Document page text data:
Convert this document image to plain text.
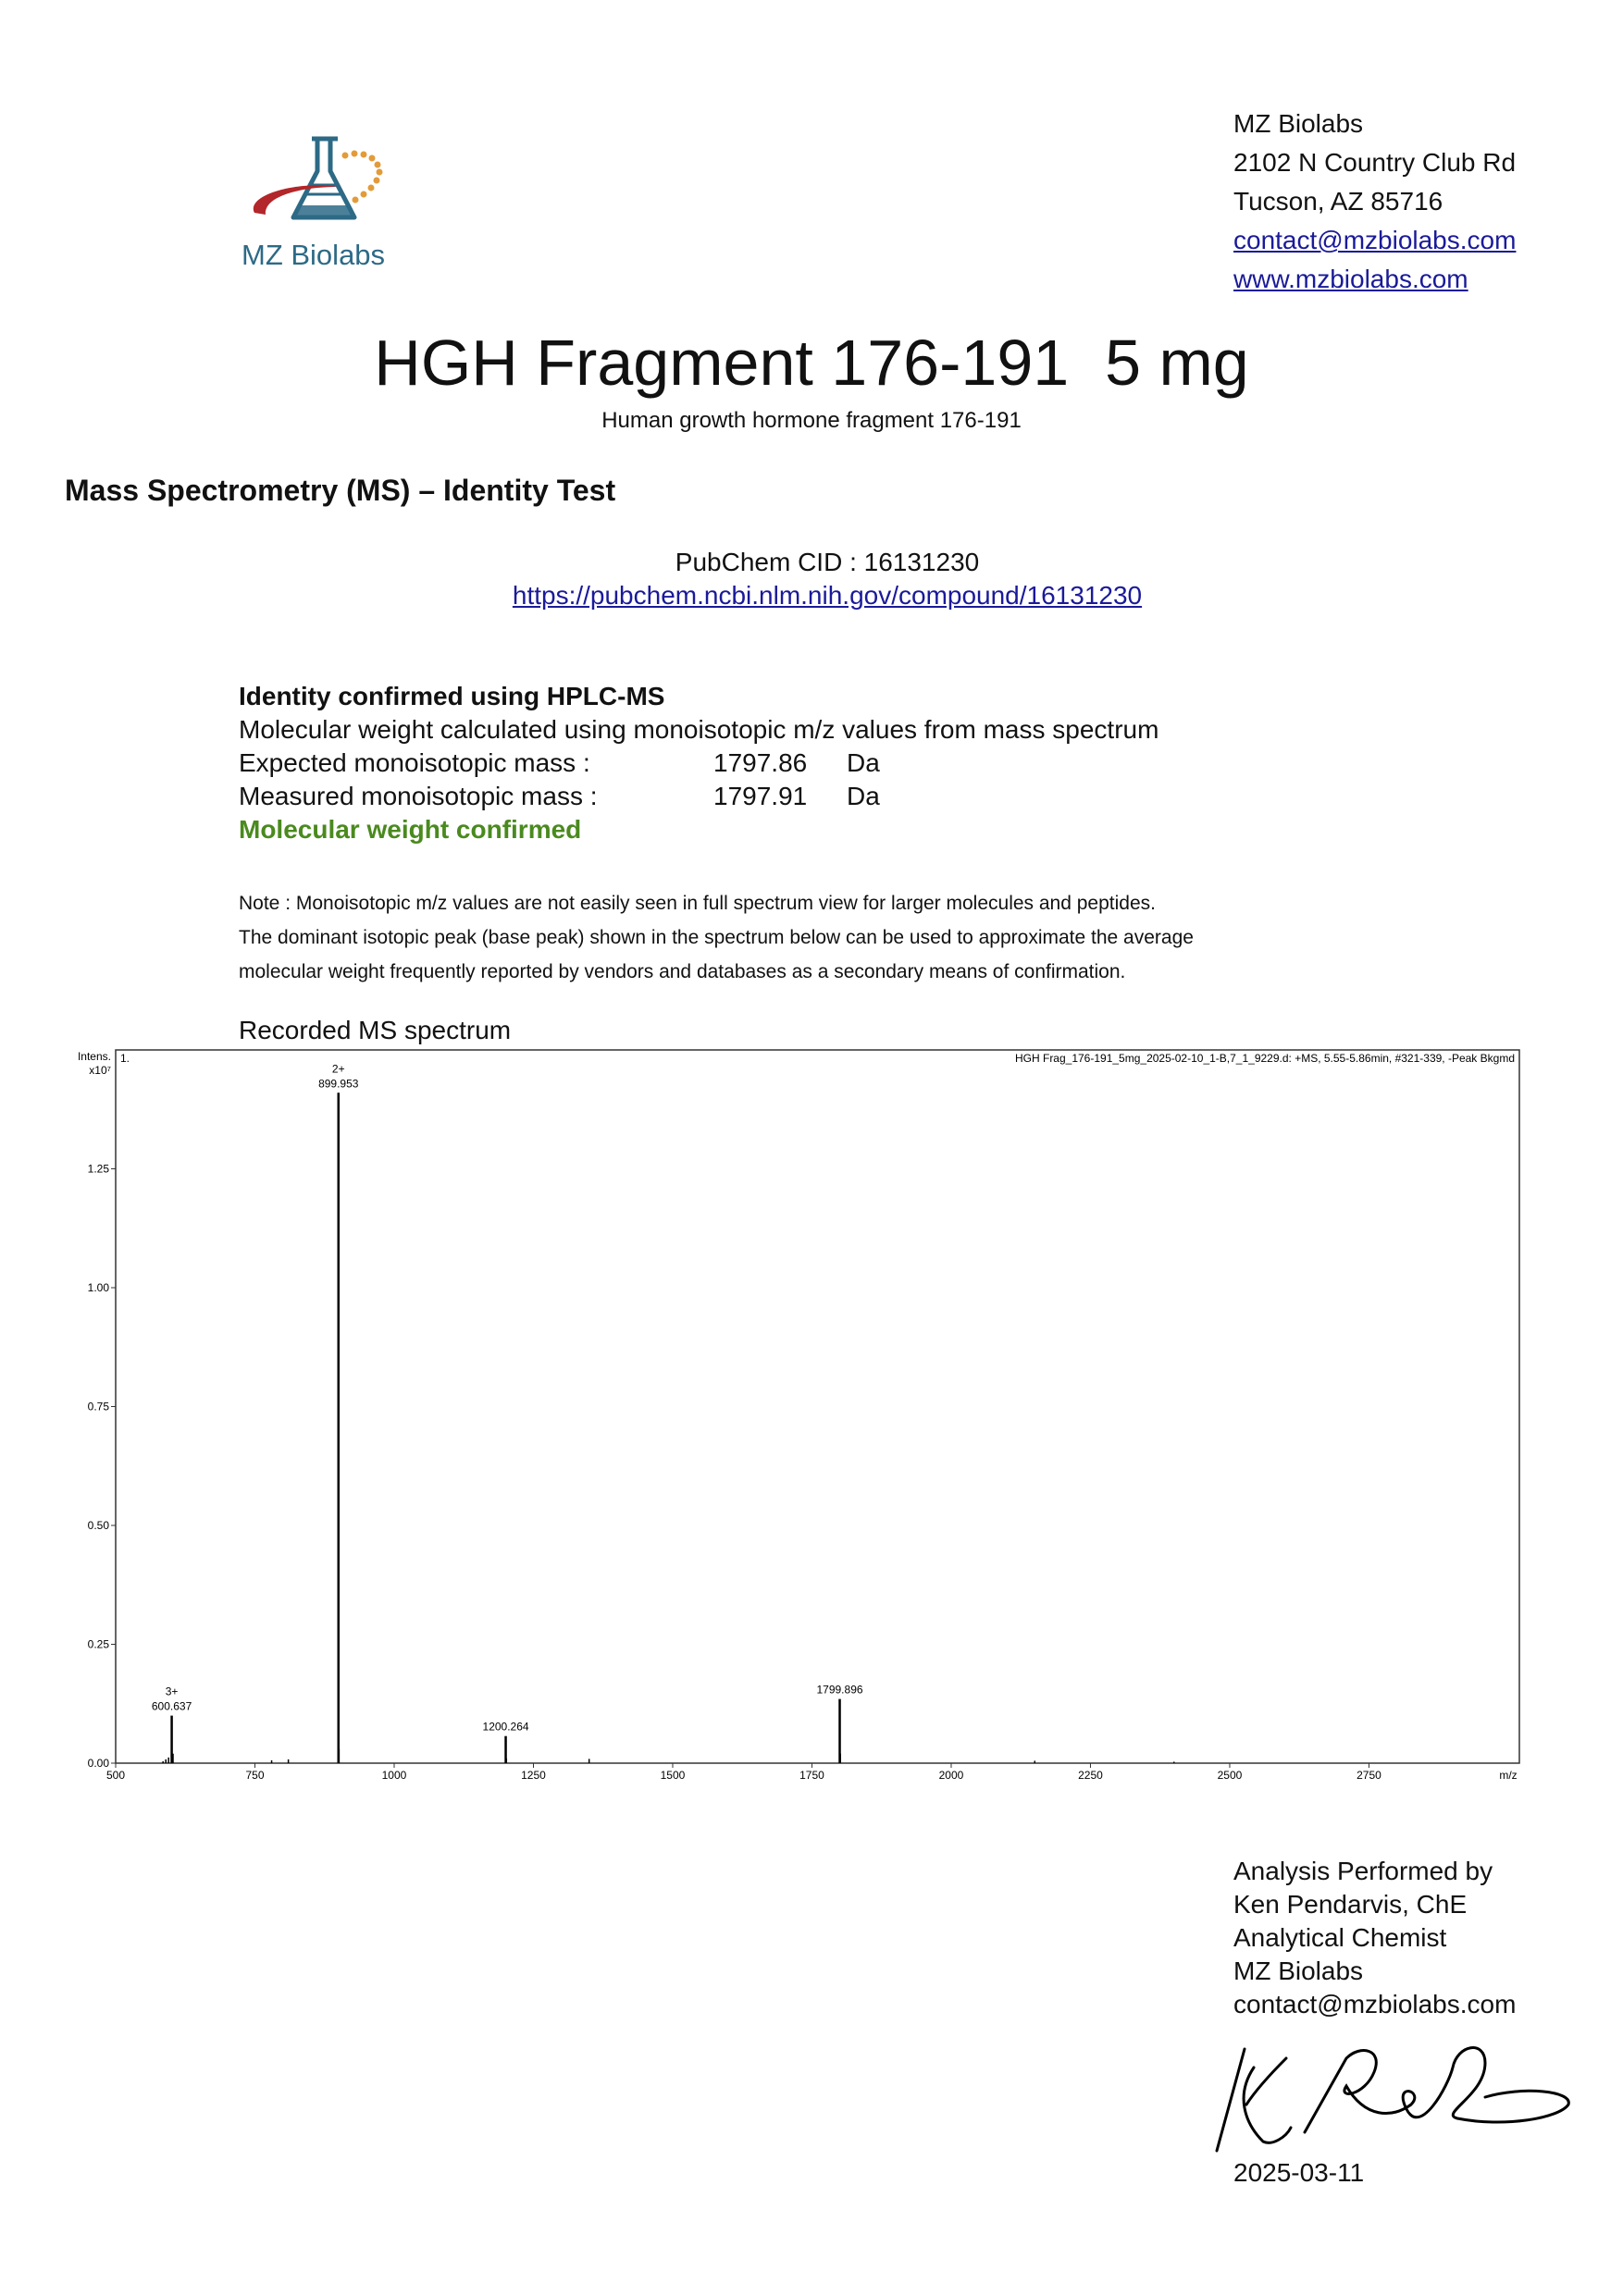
MZ Biolabs
MZ Biolabs
2102 N Country Club Rd
Tucson, AZ 85716
contact@mzbiolabs.com
www.mzbiolabs.com
HGH Fragment 176-191  5 mg
Human growth hormone fragment 176-191
Mass Spectrometry (MS) – Identity Test
PubChem CID : 16131230
https://pubchem.ncbi.nlm.nih.gov/compound/16131230
Identity confirmed using HPLC-MS
Molecular weight calculated using monoisotopic m/z values from mass spectrum
Expected monoisotopic mass :	1797.86 Da
Measured monoisotopic mass :	1797.91 Da
Molecular weight confirmed
Note : Monoisotopic m/z values are not easily seen in full spectrum view for larger molecules and peptides.
The dominant isotopic peak (base peak) shown in the spectrum below can be used to approximate the average
molecular weight frequently reported by vendors and databases as a secondary means of confirmation.
Recorded MS spectrum
Intens.
x10⁷
1.	HGH Frag_176-191_5mg_2025-02-10_1-B,7_1_9229.d: +MS, 5.55-5.86min, #321-339, -Peak Bkgmd
m/z
500	750	1000	1250	1500	1750	2000	2250	2500	2750
0.00
0.25
0.50
0.75
1.00
1.25
600.637
3+
899.953
2+
1200.264
1799.896
Analysis Performed by
Ken Pendarvis, ChE
Analytical Chemist
MZ Biolabs
contact@mzbiolabs.com
2025-03-11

**Aim of the exercise:** All of the data above should be transcribed verbatim, with pictures omitted.

**Solution to this problem:**
Convert this document image to plain text.
MZ Biolabs
MZ Biolabs
2102 N Country Club Rd
Tucson, AZ 85716
contact@mzbiolabs.com
www.mzbiolabs.com
HGH Fragment 176-191  5 mg
Human growth hormone fragment 176-191
Mass Spectrometry (MS) – Identity Test
PubChem CID : 16131230
https://pubchem.ncbi.nlm.nih.gov/compound/16131230
Identity confirmed using HPLC-MS
Molecular weight calculated using monoisotopic m/z values from mass spectrum
Expected monoisotopic mass :	1797.86 Da
Measured monoisotopic mass :	1797.91 Da
Molecular weight confirmed
Note : Monoisotopic m/z values are not easily seen in full spectrum view for larger molecules and peptides.
The dominant isotopic peak (base peak) shown in the spectrum below can be used to approximate the average
molecular weight frequently reported by vendors and databases as a secondary means of confirmation.
Recorded MS spectrum
Intens.
x10⁷
1.	HGH Frag_176-191_5mg_2025-02-10_1-B,7_1_9229.d: +MS, 5.55-5.86min, #321-339, -Peak Bkgmd
m/z
500	750	1000	1250	1500	1750	2000	2250	2500	2750
0.00
0.25
0.50
0.75
1.00
1.25
600.637
3+
899.953
2+
1200.264
1799.896
Analysis Performed by
Ken Pendarvis, ChE
Analytical Chemist
MZ Biolabs
contact@mzbiolabs.com
2025-03-11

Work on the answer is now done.